[START Information shown]

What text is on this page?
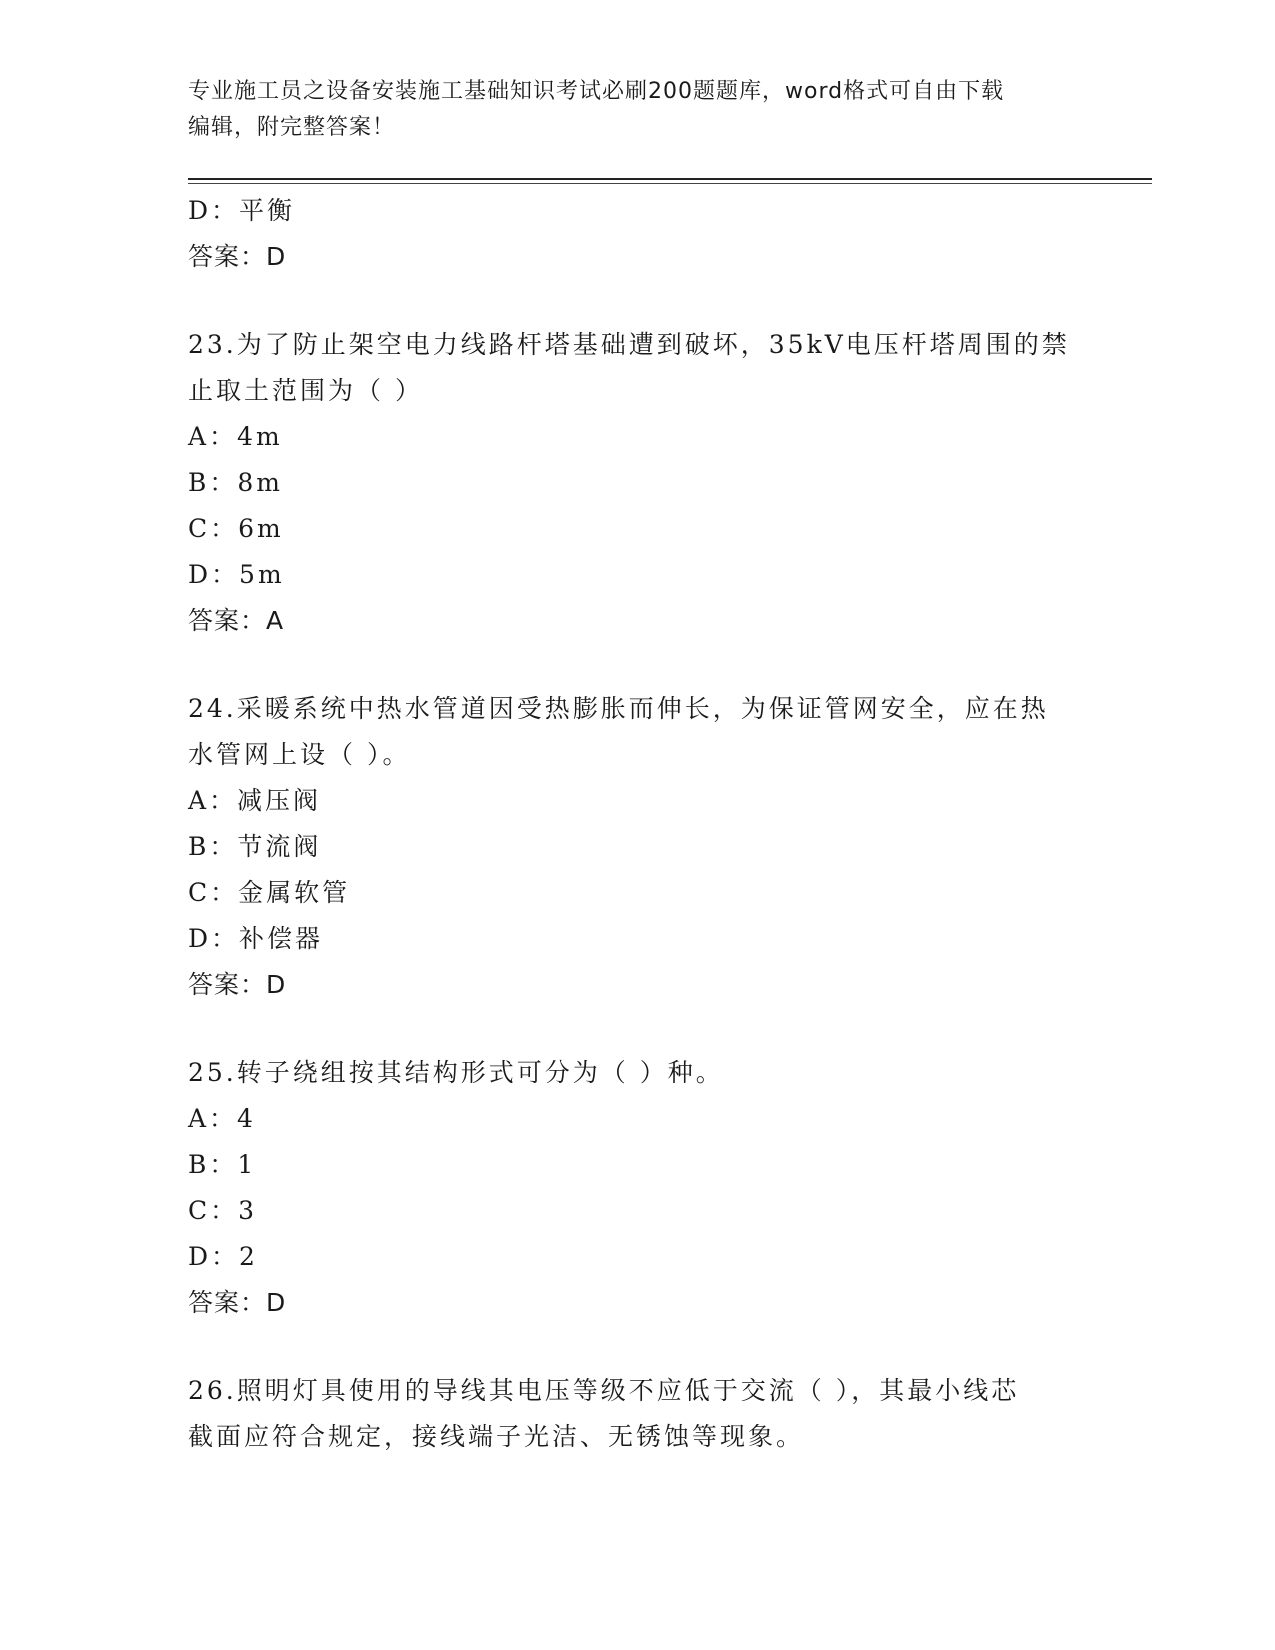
专业施工员之设备安装施工基础知识考试必刷200题题库，word格式可自由下载
编辑，附完整答案！
D：平衡
答案：D
23.为了防止架空电力线路杆塔基础遭到破坏，35kV电压杆塔周围的禁
止取土范围为（ ）
A：4m
B：8m
C：6m
D：5m
答案：A
24.采暖系统中热水管道因受热膨胀而伸长，为保证管网安全，应在热
水管网上设（ ）。
A：减压阀
B：节流阀
C：金属软管
D：补偿器
答案：D
25.转子绕组按其结构形式可分为（ ）种。
A：4
B：1
C：3
D：2
答案：D
26.照明灯具使用的导线其电压等级不应低于交流（ ），其最小线芯
截面应符合规定，接线端子光洁、无锈蚀等现象。
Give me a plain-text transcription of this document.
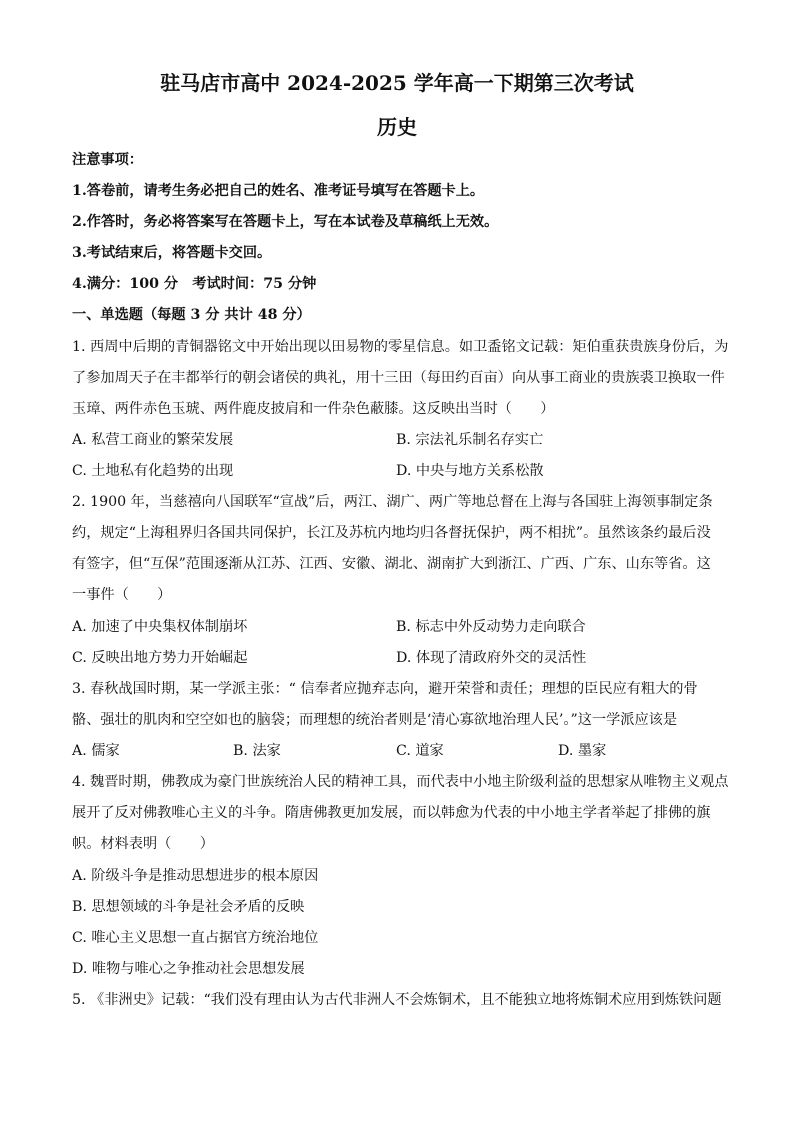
驻马店市高中 2024-2025 学年高一下期第三次考试
历史
注意事项：
1.答卷前，请考生务必把自己的姓名、准考证号填写在答题卡上。
2.作答时，务必将答案写在答题卡上，写在本试卷及草稿纸上无效。
3.考试结束后，将答题卡交回。
4.满分：100 分　考试时间：75 分钟
一、单选题（每题 3 分 共计 48 分）
1. 西周中后期的青铜器铭文中开始出现以田易物的零星信息。如卫盉铭文记载：矩伯重获贵族身份后，为
了参加周天子在丰都举行的朝会诸侯的典礼，用十三田（每田约百亩）向从事工商业的贵族裘卫换取一件
玉璋、两件赤色玉琥、两件鹿皮披肩和一件杂色蔽膝。这反映出当时（　　）
A. 私营工商业的繁荣发展	B. 宗法礼乐制名存实亡
C. 土地私有化趋势的出现	D. 中央与地方关系松散
2. 1900 年，当慈禧向八国联军“宣战”后，两江、湖广、两广等地总督在上海与各国驻上海领事制定条
约，规定“上海租界归各国共同保护，长江及苏杭内地均归各督抚保护，两不相扰”。虽然该条约最后没
有签字，但“互保”范围逐渐从江苏、江西、安徽、湖北、湖南扩大到浙江、广西、广东、山东等省。这
一事件（　　）
A. 加速了中央集权体制崩坏	B. 标志中外反动势力走向联合
C. 反映出地方势力开始崛起	D. 体现了清政府外交的灵活性
3. 春秋战国时期，某一学派主张：“ 信奉者应抛弃志向，避开荣誉和责任；理想的臣民应有粗大的骨
骼、强壮的肌肉和空空如也的脑袋；而理想的统治者则是‘清心寡欲地治理人民’。”这一学派应该是
A. 儒家	B. 法家	C. 道家	D. 墨家
4. 魏晋时期，佛教成为豪门世族统治人民的精神工具，而代表中小地主阶级利益的思想家从唯物主义观点
展开了反对佛教唯心主义的斗争。隋唐佛教更加发展，而以韩愈为代表的中小地主学者举起了排佛的旗
帜。材料表明（　　）
A. 阶级斗争是推动思想进步的根本原因
B. 思想领域的斗争是社会矛盾的反映
C. 唯心主义思想一直占据官方统治地位
D. 唯物与唯心之争推动社会思想发展
5. 《非洲史》记载：“我们没有理由认为古代非洲人不会炼铜术，且不能独立地将炼铜术应用到炼铁问题
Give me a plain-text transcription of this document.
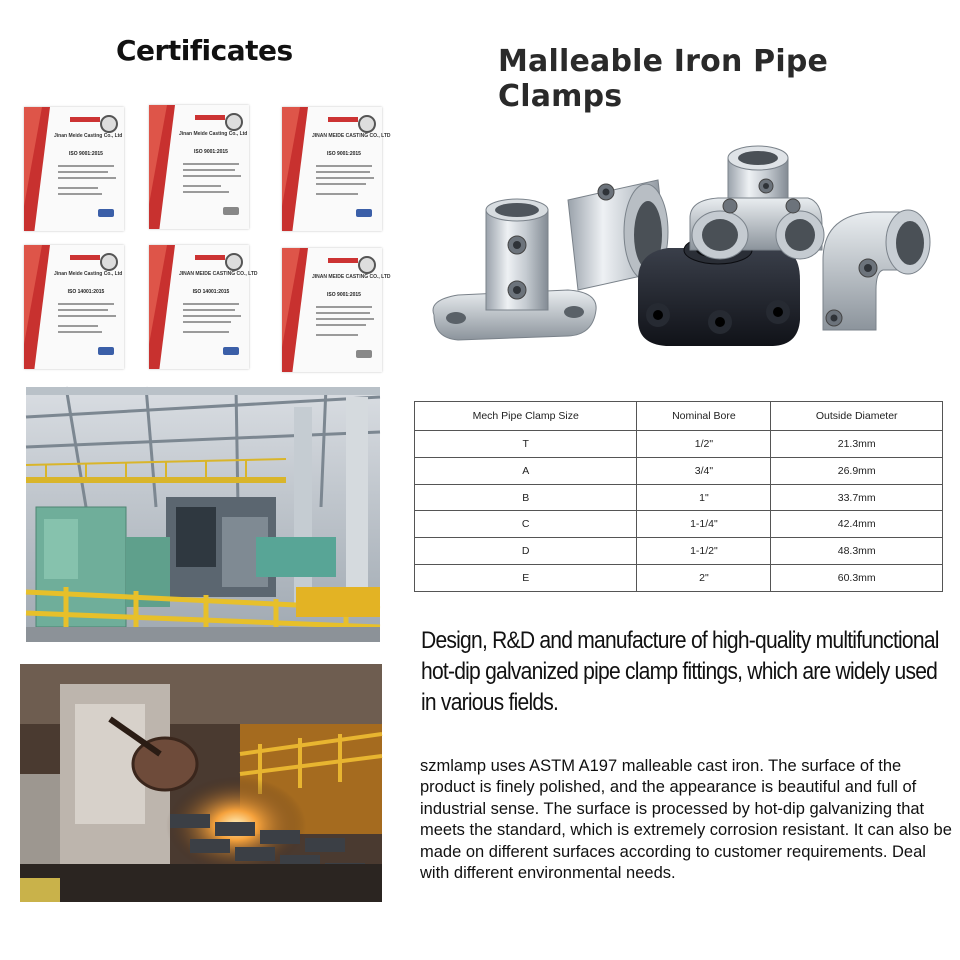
Certificates	Malleable Iron Pipe Clamps
Jinan Meide Casting Co., Ltd
ISO 9001:2015
Jinan Meide Casting Co., Ltd
ISO 9001:2015
JINAN MEIDE CASTING CO., LTD
ISO 9001:2015
Jinan Meide Casting Co., Ltd
ISO 14001:2015
JINAN MEIDE CASTING CO., LTD
ISO 14001:2015
JINAN MEIDE CASTING CO., LTD
ISO 9001:2015
Mech Pipe Clamp Size	Nominal Bore	Outside Diameter
T	1/2"	21.3mm
A	3/4"	26.9mm
B	1"	33.7mm
C	1-1/4"	42.4mm
D	1-1/2"	48.3mm
E	2"	60.3mm
Design, R&D and manufacture of high-quality multifunctional hot-dip galvanized pipe clamp fittings, which are widely used in various fields.
szmlamp uses ASTM A197 malleable cast iron. The surface of the product is finely polished, and the appearance is beautiful and full of industrial sense. The surface is processed by hot-dip galvanizing that meets the standard, which is extremely corrosion resistant. It can also be made on different surfaces according to customer requirements. Deal with different environmental needs.
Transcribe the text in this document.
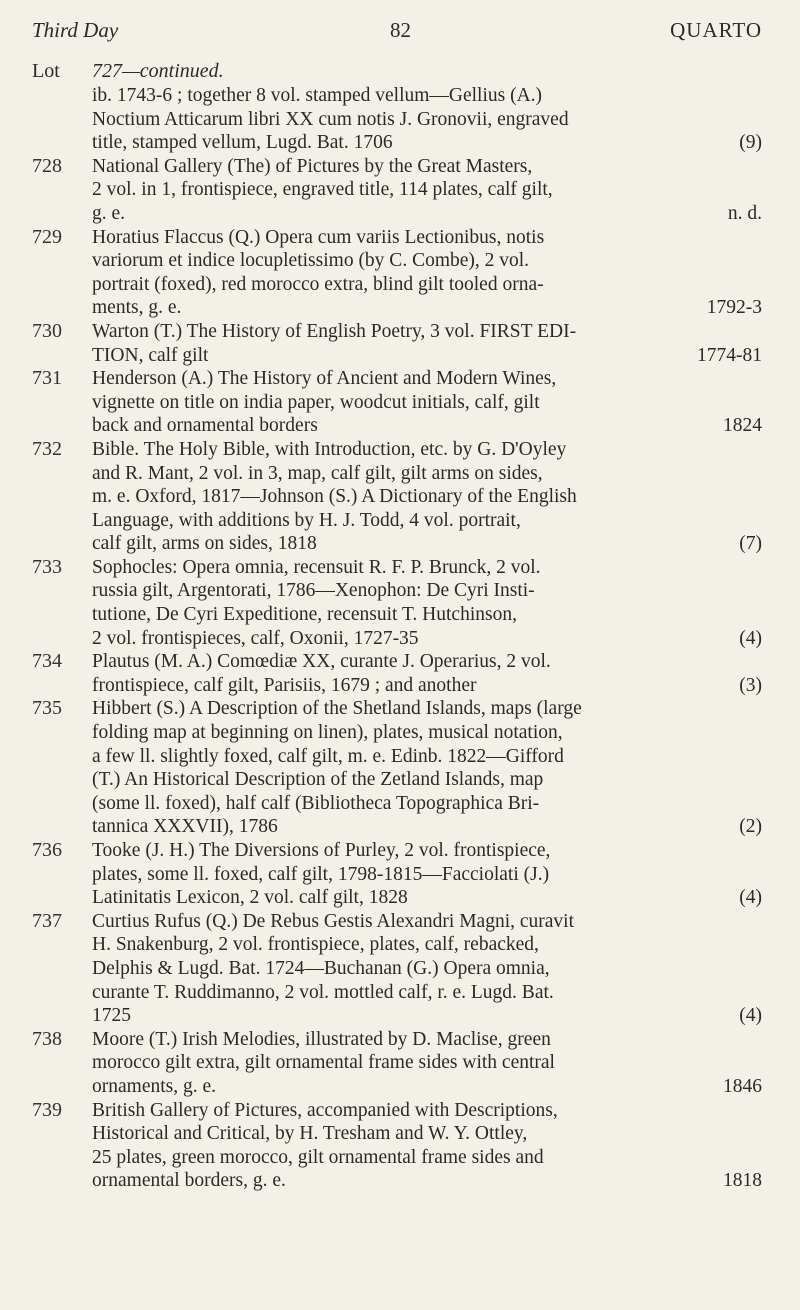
Third Day	82	QUARTO
Lot	727—continued.
ib. 1743-6 ; together 8 vol. stamped vellum—Gellius (A.)
Noctium Atticarum libri XX cum notis J. Gronovii, engraved
title, stamped vellum, Lugd. Bat. 1706	(9)
728	National Gallery (The) of Pictures by the Great Masters,
2 vol. in 1, frontispiece, engraved title, 114 plates, calf gilt,
g. e.	n. d.
729	Horatius Flaccus (Q.) Opera cum variis Lectionibus, notis
variorum et indice locupletissimo (by C. Combe), 2 vol.
portrait (foxed), red morocco extra, blind gilt tooled orna-
ments, g. e.	1792-3
730	Warton (T.) The History of English Poetry, 3 vol. FIRST EDI-
TION, calf gilt	1774-81
731	Henderson (A.) The History of Ancient and Modern Wines,
vignette on title on india paper, woodcut initials, calf, gilt
back and ornamental borders	1824
732	Bible. The Holy Bible, with Introduction, etc. by G. D'Oyley
and R. Mant, 2 vol. in 3, map, calf gilt, gilt arms on sides,
m. e. Oxford, 1817—Johnson (S.) A Dictionary of the English
Language, with additions by H. J. Todd, 4 vol. portrait,
calf gilt, arms on sides, 1818	(7)
733	Sophocles: Opera omnia, recensuit R. F. P. Brunck, 2 vol.
russia gilt, Argentorati, 1786—Xenophon: De Cyri Insti-
tutione, De Cyri Expeditione, recensuit T. Hutchinson,
2 vol. frontispieces, calf, Oxonii, 1727-35	(4)
734	Plautus (M. A.) Comœdiæ XX, curante J. Operarius, 2 vol.
frontispiece, calf gilt, Parisiis, 1679 ; and another	(3)
735	Hibbert (S.) A Description of the Shetland Islands, maps (large
folding map at beginning on linen), plates, musical notation,
a few ll. slightly foxed, calf gilt, m. e. Edinb. 1822—Gifford
(T.) An Historical Description of the Zetland Islands, map
(some ll. foxed), half calf (Bibliotheca Topographica Bri-
tannica XXXVII), 1786	(2)
736	Tooke (J. H.) The Diversions of Purley, 2 vol. frontispiece,
plates, some ll. foxed, calf gilt, 1798-1815—Facciolati (J.)
Latinitatis Lexicon, 2 vol. calf gilt, 1828	(4)
737	Curtius Rufus (Q.) De Rebus Gestis Alexandri Magni, curavit
H. Snakenburg, 2 vol. frontispiece, plates, calf, rebacked,
Delphis & Lugd. Bat. 1724—Buchanan (G.) Opera omnia,
curante T. Ruddimanno, 2 vol. mottled calf, r. e. Lugd. Bat.
1725	(4)
738	Moore (T.) Irish Melodies, illustrated by D. Maclise, green
morocco gilt extra, gilt ornamental frame sides with central
ornaments, g. e.	1846
739	British Gallery of Pictures, accompanied with Descriptions,
Historical and Critical, by H. Tresham and W. Y. Ottley,
25 plates, green morocco, gilt ornamental frame sides and
ornamental borders, g. e.	1818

[END Information shown]

Exercise requirements
State how many lines of the entries above include the word "English", offering no text other than the number.

Exercise output
2